• Supplied records
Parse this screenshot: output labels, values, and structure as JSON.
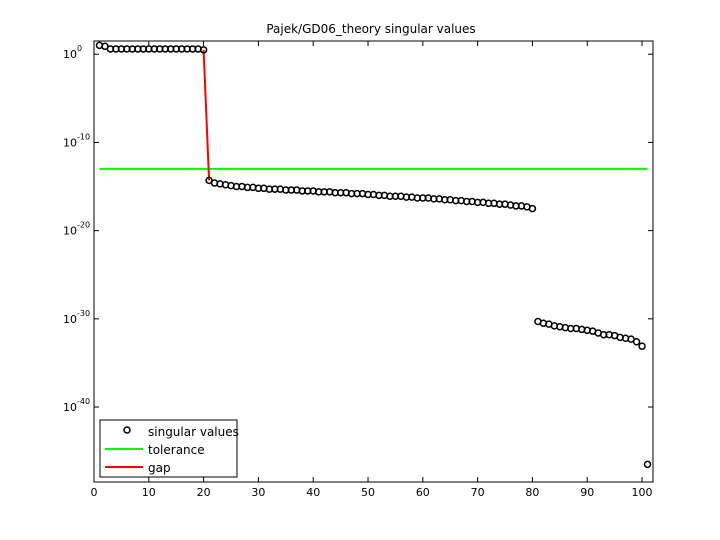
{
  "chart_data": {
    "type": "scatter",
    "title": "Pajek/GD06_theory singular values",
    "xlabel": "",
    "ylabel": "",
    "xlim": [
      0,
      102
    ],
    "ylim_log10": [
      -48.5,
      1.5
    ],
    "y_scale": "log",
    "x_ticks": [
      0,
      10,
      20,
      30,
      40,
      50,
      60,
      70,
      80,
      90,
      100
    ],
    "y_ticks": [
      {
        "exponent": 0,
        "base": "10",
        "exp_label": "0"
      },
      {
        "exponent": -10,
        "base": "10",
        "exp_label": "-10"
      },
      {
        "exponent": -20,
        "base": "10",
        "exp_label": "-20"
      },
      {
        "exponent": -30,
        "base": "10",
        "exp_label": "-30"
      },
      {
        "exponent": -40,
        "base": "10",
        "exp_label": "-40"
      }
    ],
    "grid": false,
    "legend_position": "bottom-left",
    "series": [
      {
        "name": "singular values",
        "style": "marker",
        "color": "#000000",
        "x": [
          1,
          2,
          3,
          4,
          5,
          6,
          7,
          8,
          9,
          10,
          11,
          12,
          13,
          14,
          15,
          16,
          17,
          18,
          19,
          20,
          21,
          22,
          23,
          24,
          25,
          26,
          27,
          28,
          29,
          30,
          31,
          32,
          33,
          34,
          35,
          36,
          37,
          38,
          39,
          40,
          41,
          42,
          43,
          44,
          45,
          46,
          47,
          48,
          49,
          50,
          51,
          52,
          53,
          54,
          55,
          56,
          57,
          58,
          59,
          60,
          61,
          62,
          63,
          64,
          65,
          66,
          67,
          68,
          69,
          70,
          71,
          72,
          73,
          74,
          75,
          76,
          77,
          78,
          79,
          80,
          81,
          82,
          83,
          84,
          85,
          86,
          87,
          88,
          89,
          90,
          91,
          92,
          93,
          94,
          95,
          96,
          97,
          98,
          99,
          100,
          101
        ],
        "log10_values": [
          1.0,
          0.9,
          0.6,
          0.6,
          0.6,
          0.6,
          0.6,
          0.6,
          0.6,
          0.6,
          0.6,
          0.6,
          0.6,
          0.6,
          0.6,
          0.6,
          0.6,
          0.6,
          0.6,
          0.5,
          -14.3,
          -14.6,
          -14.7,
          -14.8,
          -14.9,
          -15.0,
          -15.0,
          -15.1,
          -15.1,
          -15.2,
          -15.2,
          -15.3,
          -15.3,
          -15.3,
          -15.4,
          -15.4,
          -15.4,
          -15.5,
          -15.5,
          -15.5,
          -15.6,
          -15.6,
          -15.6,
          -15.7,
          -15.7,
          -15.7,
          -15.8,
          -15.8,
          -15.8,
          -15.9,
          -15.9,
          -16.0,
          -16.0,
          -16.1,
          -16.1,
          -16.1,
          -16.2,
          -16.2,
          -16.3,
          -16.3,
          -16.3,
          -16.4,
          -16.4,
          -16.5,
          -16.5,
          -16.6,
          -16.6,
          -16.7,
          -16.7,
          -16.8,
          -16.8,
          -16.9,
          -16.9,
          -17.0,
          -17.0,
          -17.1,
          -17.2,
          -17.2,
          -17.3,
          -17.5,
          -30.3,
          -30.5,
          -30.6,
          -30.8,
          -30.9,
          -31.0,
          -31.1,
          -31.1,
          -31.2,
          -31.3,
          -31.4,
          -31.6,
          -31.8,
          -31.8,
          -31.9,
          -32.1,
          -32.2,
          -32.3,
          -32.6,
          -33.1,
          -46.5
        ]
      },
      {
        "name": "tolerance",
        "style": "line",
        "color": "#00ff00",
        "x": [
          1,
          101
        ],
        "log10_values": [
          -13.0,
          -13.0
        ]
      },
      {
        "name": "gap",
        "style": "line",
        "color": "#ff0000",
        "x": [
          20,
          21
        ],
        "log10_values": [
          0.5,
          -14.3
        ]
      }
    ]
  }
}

==

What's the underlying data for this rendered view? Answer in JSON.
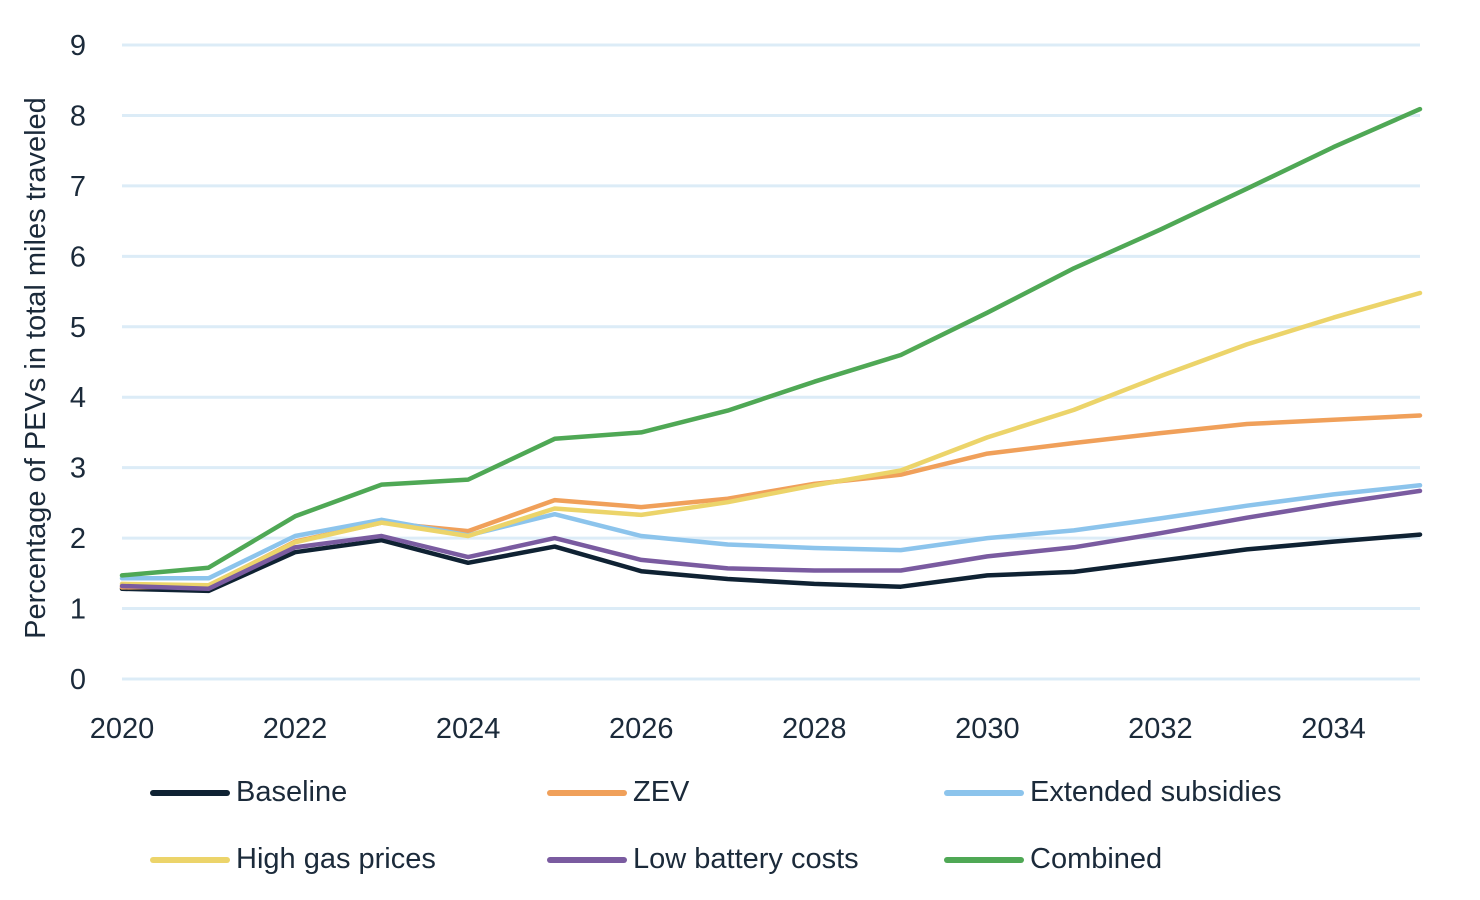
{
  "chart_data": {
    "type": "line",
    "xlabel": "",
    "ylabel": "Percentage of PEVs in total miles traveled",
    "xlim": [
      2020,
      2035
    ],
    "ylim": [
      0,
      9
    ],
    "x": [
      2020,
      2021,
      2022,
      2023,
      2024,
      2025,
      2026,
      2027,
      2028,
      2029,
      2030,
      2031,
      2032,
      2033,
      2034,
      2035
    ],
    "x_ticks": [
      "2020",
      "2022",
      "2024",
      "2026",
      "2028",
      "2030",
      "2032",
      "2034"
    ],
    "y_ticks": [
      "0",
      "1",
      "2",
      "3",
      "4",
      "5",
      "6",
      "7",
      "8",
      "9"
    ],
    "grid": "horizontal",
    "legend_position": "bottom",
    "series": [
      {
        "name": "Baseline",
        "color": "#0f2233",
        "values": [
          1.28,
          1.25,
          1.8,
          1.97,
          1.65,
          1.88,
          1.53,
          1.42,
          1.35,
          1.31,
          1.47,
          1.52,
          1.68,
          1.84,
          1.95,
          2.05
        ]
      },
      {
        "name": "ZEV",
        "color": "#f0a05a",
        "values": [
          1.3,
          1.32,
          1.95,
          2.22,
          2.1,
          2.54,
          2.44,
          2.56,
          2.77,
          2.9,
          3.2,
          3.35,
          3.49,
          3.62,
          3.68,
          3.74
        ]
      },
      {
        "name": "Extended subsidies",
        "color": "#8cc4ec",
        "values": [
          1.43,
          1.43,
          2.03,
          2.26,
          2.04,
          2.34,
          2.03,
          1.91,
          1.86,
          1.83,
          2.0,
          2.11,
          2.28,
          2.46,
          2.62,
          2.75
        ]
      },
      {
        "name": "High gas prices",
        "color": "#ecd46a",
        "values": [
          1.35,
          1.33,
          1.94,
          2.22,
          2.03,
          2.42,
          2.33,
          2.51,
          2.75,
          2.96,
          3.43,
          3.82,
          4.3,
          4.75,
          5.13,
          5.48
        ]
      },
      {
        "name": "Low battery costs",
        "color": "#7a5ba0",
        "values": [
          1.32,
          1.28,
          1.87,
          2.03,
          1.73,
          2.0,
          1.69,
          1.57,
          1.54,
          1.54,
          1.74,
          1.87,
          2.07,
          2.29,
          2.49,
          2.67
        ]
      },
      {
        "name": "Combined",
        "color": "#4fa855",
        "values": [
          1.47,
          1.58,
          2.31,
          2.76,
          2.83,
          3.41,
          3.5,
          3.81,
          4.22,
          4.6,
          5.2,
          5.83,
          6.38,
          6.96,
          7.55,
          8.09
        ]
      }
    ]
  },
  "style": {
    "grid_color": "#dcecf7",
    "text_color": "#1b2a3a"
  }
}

• Goal
Reproduce every line of the listing above in which the string "this" appears.

• Finished answer
Parse this screenshot: output labels, values, and structure as JSON.
What's the underlying data for this rendered view? Answer in JSON.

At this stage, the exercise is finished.